§ JOB
Repeat the records in full and exactly, omitting pictures.

§ ENTRIES PROVIDED
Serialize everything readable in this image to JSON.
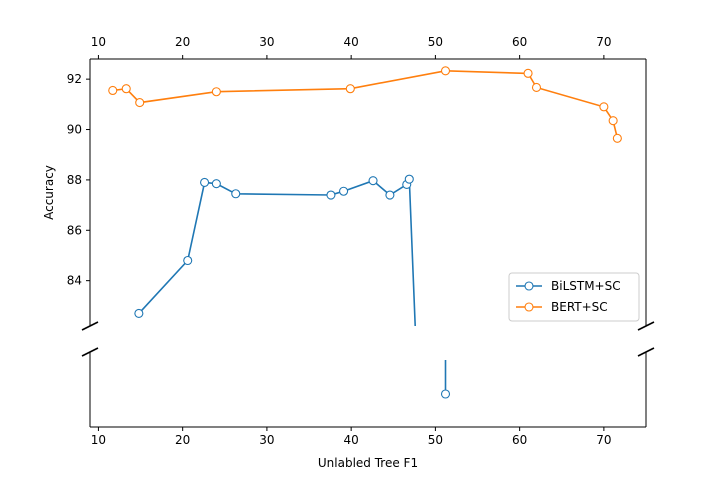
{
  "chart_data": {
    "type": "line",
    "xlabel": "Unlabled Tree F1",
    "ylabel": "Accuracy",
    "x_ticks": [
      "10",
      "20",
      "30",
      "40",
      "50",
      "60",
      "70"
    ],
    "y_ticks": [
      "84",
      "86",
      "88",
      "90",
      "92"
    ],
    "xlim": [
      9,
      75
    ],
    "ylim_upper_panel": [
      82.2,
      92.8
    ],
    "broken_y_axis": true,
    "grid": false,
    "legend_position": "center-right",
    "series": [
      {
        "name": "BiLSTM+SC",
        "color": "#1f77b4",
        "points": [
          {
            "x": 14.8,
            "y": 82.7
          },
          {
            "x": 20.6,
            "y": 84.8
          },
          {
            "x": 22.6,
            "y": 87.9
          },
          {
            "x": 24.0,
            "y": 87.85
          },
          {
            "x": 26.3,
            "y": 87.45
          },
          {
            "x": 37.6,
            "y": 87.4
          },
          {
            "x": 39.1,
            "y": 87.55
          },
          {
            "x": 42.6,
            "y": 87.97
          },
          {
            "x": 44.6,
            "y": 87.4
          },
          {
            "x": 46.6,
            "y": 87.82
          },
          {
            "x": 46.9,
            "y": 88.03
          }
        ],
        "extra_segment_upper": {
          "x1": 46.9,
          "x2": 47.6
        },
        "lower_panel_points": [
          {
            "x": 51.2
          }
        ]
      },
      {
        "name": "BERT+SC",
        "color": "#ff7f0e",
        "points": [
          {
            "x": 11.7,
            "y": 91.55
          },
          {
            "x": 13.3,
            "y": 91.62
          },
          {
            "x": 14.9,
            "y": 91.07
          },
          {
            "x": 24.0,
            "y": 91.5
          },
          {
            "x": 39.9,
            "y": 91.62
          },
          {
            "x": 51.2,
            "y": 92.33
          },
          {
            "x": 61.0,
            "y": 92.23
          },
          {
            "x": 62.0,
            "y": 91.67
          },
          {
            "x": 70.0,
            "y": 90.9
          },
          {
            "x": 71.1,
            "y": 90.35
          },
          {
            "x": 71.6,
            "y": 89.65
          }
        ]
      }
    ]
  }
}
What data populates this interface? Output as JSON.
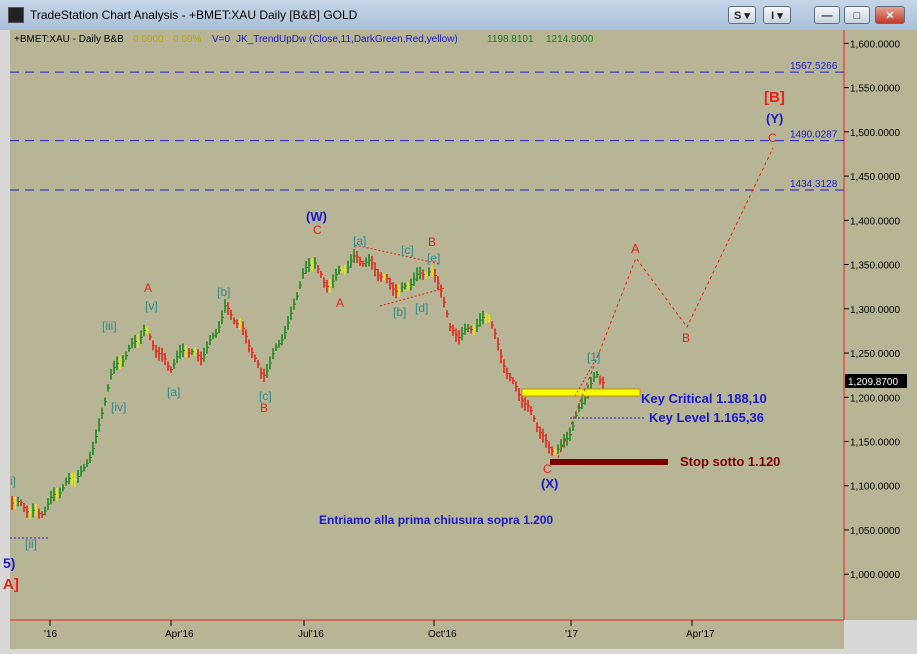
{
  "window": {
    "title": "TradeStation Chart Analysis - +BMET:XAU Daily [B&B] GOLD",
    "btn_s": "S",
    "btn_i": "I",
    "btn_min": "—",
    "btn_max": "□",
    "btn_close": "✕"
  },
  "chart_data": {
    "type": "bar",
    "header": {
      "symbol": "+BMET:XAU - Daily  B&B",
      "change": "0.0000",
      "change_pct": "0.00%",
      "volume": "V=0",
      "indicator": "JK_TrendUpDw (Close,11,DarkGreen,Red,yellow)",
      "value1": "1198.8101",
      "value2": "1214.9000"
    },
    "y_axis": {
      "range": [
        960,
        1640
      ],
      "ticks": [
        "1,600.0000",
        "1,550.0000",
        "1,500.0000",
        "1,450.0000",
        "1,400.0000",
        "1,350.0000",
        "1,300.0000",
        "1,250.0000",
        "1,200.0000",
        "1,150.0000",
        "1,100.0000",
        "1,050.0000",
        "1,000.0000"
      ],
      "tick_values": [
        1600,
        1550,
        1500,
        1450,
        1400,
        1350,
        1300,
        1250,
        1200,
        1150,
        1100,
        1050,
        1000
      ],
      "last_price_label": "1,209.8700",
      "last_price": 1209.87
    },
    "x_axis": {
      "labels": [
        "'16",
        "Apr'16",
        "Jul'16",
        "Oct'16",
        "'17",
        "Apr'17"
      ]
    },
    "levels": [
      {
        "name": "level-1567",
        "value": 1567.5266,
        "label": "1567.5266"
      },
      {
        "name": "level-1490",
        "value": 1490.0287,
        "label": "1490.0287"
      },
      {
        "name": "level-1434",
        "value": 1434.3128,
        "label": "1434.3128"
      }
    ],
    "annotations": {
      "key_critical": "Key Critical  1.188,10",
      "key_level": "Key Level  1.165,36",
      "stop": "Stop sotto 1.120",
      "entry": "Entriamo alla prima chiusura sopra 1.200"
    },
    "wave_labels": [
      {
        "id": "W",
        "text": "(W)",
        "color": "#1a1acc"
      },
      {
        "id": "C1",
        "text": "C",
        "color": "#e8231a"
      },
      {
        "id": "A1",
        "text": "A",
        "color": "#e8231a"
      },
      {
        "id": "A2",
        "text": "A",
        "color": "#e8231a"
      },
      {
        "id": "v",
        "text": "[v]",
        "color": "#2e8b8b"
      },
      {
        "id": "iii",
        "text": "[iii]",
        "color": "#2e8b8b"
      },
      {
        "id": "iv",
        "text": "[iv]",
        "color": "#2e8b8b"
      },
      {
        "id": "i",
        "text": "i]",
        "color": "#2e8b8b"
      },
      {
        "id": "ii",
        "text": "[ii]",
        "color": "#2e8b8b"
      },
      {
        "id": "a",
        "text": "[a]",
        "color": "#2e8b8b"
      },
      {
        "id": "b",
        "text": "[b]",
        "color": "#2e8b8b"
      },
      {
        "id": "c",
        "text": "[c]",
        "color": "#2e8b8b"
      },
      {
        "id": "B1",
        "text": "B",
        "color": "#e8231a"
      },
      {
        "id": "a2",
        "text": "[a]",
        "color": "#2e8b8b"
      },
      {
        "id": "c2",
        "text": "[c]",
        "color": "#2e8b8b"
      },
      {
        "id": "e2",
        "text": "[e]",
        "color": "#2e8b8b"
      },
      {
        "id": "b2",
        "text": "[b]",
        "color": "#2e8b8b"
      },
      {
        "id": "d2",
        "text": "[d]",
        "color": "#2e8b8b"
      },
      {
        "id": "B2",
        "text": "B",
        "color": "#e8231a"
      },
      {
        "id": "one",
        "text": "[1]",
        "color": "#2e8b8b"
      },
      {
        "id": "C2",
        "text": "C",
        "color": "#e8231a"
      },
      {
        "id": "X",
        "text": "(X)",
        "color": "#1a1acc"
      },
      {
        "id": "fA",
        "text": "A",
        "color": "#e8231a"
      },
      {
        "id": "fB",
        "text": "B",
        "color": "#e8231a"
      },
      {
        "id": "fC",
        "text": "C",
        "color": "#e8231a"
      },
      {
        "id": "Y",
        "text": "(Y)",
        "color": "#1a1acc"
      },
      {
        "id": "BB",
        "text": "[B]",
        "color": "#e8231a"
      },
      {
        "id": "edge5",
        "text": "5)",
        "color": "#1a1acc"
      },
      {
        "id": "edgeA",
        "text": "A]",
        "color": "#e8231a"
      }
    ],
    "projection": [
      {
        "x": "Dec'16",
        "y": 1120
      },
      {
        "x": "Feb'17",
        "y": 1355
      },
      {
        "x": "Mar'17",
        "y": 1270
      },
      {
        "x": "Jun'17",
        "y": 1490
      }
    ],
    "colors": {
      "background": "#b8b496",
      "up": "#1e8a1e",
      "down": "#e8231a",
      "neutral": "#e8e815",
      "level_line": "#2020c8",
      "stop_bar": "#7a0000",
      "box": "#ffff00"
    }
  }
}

§ ANSWER TO THIS PROBLEM
Serialize everything readable in this image to JSON.
{
  "chart_data": {
    "type": "line",
    "xlabel": "Unlabled Tree F1",
    "ylabel": "Accuracy",
    "x_ticks": [
      "10",
      "20",
      "30",
      "40",
      "50",
      "60",
      "70"
    ],
    "y_ticks": [
      "84",
      "86",
      "88",
      "90",
      "92"
    ],
    "xlim": [
      9,
      75
    ],
    "ylim_upper_panel": [
      82.2,
      92.8
    ],
    "broken_y_axis": true,
    "grid": false,
    "legend_position": "center-right",
    "series": [
      {
        "name": "BiLSTM+SC",
        "color": "#1f77b4",
        "points": [
          {
            "x": 14.8,
            "y": 82.7
          },
          {
            "x": 20.6,
            "y": 84.8
          },
          {
            "x": 22.6,
            "y": 87.9
          },
          {
            "x": 24.0,
            "y": 87.85
          },
          {
            "x": 26.3,
            "y": 87.45
          },
          {
            "x": 37.6,
            "y": 87.4
          },
          {
            "x": 39.1,
            "y": 87.55
          },
          {
            "x": 42.6,
            "y": 87.97
          },
          {
            "x": 44.6,
            "y": 87.4
          },
          {
            "x": 46.6,
            "y": 87.82
          },
          {
            "x": 46.9,
            "y": 88.03
          }
        ],
        "extra_segment_upper": {
          "x1": 46.9,
          "x2": 47.6
        },
        "lower_panel_points": [
          {
            "x": 51.2
          }
        ]
      },
      {
        "name": "BERT+SC",
        "color": "#ff7f0e",
        "points": [
          {
            "x": 11.7,
            "y": 91.55
          },
          {
            "x": 13.3,
            "y": 91.62
          },
          {
            "x": 14.9,
            "y": 91.07
          },
          {
            "x": 24.0,
            "y": 91.5
          },
          {
            "x": 39.9,
            "y": 91.62
          },
          {
            "x": 51.2,
            "y": 92.33
          },
          {
            "x": 61.0,
            "y": 92.23
          },
          {
            "x": 62.0,
            "y": 91.67
          },
          {
            "x": 70.0,
            "y": 90.9
          },
          {
            "x": 71.1,
            "y": 90.35
          },
          {
            "x": 71.6,
            "y": 89.65
          }
        ]
      }
    ]
  }
}
What data populates this interface? Output as JSON.
{
  "window": {
    "title": "TradeStation Chart Analysis - +BMET:XAU Daily [B&B] GOLD",
    "btn_s": "S",
    "btn_i": "I",
    "btn_min": "—",
    "btn_max": "□",
    "btn_close": "✕"
  },
  "chart_data": {
    "type": "bar",
    "header": {
      "symbol": "+BMET:XAU - Daily  B&B",
      "change": "0.0000",
      "change_pct": "0.00%",
      "volume": "V=0",
      "indicator": "JK_TrendUpDw (Close,11,DarkGreen,Red,yellow)",
      "value1": "1198.8101",
      "value2": "1214.9000"
    },
    "y_axis": {
      "range": [
        960,
        1640
      ],
      "ticks": [
        "1,600.0000",
        "1,550.0000",
        "1,500.0000",
        "1,450.0000",
        "1,400.0000",
        "1,350.0000",
        "1,300.0000",
        "1,250.0000",
        "1,200.0000",
        "1,150.0000",
        "1,100.0000",
        "1,050.0000",
        "1,000.0000"
      ],
      "tick_values": [
        1600,
        1550,
        1500,
        1450,
        1400,
        1350,
        1300,
        1250,
        1200,
        1150,
        1100,
        1050,
        1000
      ],
      "last_price_label": "1,209.8700",
      "last_price": 1209.87
    },
    "x_axis": {
      "labels": [
        "'16",
        "Apr'16",
        "Jul'16",
        "Oct'16",
        "'17",
        "Apr'17"
      ]
    },
    "levels": [
      {
        "name": "level-1567",
        "value": 1567.5266,
        "label": "1567.5266"
      },
      {
        "name": "level-1490",
        "value": 1490.0287,
        "label": "1490.0287"
      },
      {
        "name": "level-1434",
        "value": 1434.3128,
        "label": "1434.3128"
      }
    ],
    "annotations": {
      "key_critical": "Key Critical  1.188,10",
      "key_level": "Key Level  1.165,36",
      "stop": "Stop sotto 1.120",
      "entry": "Entriamo alla prima chiusura sopra 1.200"
    },
    "wave_labels": [
      {
        "id": "W",
        "text": "(W)",
        "color": "#1a1acc"
      },
      {
        "id": "C1",
        "text": "C",
        "color": "#e8231a"
      },
      {
        "id": "A1",
        "text": "A",
        "color": "#e8231a"
      },
      {
        "id": "A2",
        "text": "A",
        "color": "#e8231a"
      },
      {
        "id": "v",
        "text": "[v]",
        "color": "#2e8b8b"
      },
      {
        "id": "iii",
        "text": "[iii]",
        "color": "#2e8b8b"
      },
      {
        "id": "iv",
        "text": "[iv]",
        "color": "#2e8b8b"
      },
      {
        "id": "i",
        "text": "i]",
        "color": "#2e8b8b"
      },
      {
        "id": "ii",
        "text": "[ii]",
        "color": "#2e8b8b"
      },
      {
        "id": "a",
        "text": "[a]",
        "color": "#2e8b8b"
      },
      {
        "id": "b",
        "text": "[b]",
        "color": "#2e8b8b"
      },
      {
        "id": "c",
        "text": "[c]",
        "color": "#2e8b8b"
      },
      {
        "id": "B1",
        "text": "B",
        "color": "#e8231a"
      },
      {
        "id": "a2",
        "text": "[a]",
        "color": "#2e8b8b"
      },
      {
        "id": "c2",
        "text": "[c]",
        "color": "#2e8b8b"
      },
      {
        "id": "e2",
        "text": "[e]",
        "color": "#2e8b8b"
      },
      {
        "id": "b2",
        "text": "[b]",
        "color": "#2e8b8b"
      },
      {
        "id": "d2",
        "text": "[d]",
        "color": "#2e8b8b"
      },
      {
        "id": "B2",
        "text": "B",
        "color": "#e8231a"
      },
      {
        "id": "one",
        "text": "[1]",
        "color": "#2e8b8b"
      },
      {
        "id": "C2",
        "text": "C",
        "color": "#e8231a"
      },
      {
        "id": "X",
        "text": "(X)",
        "color": "#1a1acc"
      },
      {
        "id": "fA",
        "text": "A",
        "color": "#e8231a"
      },
      {
        "id": "fB",
        "text": "B",
        "color": "#e8231a"
      },
      {
        "id": "fC",
        "text": "C",
        "color": "#e8231a"
      },
      {
        "id": "Y",
        "text": "(Y)",
        "color": "#1a1acc"
      },
      {
        "id": "BB",
        "text": "[B]",
        "color": "#e8231a"
      },
      {
        "id": "edge5",
        "text": "5)",
        "color": "#1a1acc"
      },
      {
        "id": "edgeA",
        "text": "A]",
        "color": "#e8231a"
      }
    ],
    "projection": [
      {
        "x": "Dec'16",
        "y": 1120
      },
      {
        "x": "Feb'17",
        "y": 1355
      },
      {
        "x": "Mar'17",
        "y": 1270
      },
      {
        "x": "Jun'17",
        "y": 1490
      }
    ],
    "colors": {
      "background": "#b8b496",
      "up": "#1e8a1e",
      "down": "#e8231a",
      "neutral": "#e8e815",
      "level_line": "#2020c8",
      "stop_bar": "#7a0000",
      "box": "#ffff00"
    }
  }
}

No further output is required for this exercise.